▶ **WORK TO DO**
Filter these entries so that only lines with the word "pressure" remain.

[Extracted records]
--- Start ---

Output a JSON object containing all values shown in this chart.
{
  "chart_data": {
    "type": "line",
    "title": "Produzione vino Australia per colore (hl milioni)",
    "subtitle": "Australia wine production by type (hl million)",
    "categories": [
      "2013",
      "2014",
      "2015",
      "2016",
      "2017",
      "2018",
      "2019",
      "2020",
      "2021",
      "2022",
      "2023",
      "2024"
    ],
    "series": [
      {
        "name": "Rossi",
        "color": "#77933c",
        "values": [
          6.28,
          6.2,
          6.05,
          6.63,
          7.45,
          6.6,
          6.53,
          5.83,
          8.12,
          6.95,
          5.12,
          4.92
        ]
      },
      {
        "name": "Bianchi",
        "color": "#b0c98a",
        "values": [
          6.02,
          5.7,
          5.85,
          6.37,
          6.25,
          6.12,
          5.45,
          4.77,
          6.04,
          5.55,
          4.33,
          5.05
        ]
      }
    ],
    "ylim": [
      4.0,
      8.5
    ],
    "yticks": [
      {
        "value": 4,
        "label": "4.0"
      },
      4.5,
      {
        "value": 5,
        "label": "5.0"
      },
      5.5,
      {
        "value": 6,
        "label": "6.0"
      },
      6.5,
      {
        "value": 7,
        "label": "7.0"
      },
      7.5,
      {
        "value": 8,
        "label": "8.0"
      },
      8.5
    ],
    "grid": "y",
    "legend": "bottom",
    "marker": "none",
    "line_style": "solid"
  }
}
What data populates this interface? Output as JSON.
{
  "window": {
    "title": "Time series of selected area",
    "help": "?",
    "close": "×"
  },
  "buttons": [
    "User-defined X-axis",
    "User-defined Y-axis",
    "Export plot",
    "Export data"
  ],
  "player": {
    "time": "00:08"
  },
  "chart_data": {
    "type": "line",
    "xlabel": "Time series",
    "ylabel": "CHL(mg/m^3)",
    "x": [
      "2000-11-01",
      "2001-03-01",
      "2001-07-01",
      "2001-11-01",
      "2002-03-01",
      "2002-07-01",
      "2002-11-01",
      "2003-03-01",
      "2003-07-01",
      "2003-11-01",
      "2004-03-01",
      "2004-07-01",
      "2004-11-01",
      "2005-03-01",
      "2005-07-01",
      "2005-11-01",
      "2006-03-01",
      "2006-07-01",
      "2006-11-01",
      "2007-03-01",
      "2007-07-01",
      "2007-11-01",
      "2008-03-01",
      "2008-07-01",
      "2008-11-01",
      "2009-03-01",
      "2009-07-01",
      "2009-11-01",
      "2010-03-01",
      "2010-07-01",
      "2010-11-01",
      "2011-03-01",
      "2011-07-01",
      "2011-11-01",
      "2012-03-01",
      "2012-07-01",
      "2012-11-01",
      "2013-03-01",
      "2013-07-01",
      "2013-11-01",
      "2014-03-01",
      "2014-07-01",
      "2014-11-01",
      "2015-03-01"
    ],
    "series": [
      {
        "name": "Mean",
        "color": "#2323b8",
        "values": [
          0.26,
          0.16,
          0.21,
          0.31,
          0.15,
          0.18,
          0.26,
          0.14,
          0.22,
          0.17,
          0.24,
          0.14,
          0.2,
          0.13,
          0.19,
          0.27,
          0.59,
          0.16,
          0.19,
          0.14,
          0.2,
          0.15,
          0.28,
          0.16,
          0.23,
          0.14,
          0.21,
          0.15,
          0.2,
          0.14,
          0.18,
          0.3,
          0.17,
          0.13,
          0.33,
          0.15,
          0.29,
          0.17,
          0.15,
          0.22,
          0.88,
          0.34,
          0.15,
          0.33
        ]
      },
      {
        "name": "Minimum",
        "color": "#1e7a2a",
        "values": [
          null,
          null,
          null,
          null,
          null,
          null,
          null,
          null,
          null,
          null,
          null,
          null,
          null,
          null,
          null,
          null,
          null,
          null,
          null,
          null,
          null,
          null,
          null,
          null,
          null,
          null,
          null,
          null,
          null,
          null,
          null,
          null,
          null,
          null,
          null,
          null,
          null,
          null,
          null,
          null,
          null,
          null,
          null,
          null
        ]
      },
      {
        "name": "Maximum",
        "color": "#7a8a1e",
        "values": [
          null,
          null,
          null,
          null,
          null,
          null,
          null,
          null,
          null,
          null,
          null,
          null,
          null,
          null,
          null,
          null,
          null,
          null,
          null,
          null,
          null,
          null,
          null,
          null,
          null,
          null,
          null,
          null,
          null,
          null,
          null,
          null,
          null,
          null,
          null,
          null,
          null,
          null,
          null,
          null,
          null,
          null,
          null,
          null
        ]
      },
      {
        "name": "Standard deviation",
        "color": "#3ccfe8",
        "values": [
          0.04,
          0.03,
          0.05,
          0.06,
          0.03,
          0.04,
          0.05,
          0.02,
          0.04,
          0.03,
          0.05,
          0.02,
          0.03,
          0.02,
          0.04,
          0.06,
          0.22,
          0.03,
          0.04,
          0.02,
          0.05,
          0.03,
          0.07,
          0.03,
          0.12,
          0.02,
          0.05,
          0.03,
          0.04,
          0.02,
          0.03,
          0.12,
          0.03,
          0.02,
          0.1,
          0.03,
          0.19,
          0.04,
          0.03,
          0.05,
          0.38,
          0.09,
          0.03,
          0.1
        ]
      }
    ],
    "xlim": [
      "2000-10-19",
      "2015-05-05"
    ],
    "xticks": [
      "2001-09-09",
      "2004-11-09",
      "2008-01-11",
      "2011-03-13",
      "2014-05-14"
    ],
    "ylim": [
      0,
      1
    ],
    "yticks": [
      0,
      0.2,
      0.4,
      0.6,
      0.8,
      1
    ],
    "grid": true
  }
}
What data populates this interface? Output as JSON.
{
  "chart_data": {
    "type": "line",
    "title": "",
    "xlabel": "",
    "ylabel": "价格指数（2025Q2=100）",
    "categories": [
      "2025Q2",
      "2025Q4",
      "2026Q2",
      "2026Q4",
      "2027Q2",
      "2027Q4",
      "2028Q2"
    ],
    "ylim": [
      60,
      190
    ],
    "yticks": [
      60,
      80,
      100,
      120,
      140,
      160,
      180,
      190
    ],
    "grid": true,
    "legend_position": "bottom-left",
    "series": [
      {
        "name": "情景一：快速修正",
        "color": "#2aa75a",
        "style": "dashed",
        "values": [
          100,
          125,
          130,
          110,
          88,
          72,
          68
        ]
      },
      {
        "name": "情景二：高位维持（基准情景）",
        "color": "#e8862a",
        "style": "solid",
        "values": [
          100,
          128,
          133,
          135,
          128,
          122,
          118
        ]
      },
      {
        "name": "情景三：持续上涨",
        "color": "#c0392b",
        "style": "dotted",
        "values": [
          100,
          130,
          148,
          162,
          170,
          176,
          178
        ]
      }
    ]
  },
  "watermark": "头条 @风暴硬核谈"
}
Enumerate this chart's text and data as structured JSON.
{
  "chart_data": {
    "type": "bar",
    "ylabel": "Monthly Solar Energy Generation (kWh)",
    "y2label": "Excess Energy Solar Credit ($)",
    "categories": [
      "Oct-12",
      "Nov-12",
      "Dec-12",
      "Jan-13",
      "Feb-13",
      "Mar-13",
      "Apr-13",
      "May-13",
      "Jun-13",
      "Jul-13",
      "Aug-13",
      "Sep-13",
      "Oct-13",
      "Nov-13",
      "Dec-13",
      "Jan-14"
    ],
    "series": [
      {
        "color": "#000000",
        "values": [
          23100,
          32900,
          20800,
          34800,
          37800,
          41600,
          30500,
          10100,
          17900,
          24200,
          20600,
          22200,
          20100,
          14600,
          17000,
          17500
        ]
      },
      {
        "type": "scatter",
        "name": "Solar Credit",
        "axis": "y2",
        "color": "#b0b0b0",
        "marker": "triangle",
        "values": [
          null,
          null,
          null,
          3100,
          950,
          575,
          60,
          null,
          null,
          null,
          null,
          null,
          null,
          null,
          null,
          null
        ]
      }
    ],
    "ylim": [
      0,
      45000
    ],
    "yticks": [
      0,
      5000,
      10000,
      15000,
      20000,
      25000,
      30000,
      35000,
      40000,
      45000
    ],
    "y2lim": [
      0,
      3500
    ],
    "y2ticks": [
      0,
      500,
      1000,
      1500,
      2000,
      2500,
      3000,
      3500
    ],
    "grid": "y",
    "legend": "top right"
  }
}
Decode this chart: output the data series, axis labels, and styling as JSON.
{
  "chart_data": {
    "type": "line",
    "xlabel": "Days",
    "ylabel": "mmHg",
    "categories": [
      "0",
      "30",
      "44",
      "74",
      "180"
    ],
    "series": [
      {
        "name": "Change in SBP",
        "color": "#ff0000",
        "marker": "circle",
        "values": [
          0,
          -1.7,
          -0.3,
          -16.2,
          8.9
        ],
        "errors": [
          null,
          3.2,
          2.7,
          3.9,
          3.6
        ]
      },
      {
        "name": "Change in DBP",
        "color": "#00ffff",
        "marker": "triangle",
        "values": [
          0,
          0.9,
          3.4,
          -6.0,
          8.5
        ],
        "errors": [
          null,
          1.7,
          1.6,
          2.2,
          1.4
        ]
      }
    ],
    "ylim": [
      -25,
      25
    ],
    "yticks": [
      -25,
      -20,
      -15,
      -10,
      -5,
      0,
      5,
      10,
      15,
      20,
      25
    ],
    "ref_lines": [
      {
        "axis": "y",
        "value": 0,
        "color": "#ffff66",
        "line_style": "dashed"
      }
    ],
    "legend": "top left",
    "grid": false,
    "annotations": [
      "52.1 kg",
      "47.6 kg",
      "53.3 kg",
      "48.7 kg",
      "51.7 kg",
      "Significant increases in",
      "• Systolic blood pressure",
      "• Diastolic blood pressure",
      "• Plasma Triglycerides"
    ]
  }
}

--- End ---

▶ **COMPLETED TASK**
      "• Systolic blood pressure",
      "• Diastolic blood pressure",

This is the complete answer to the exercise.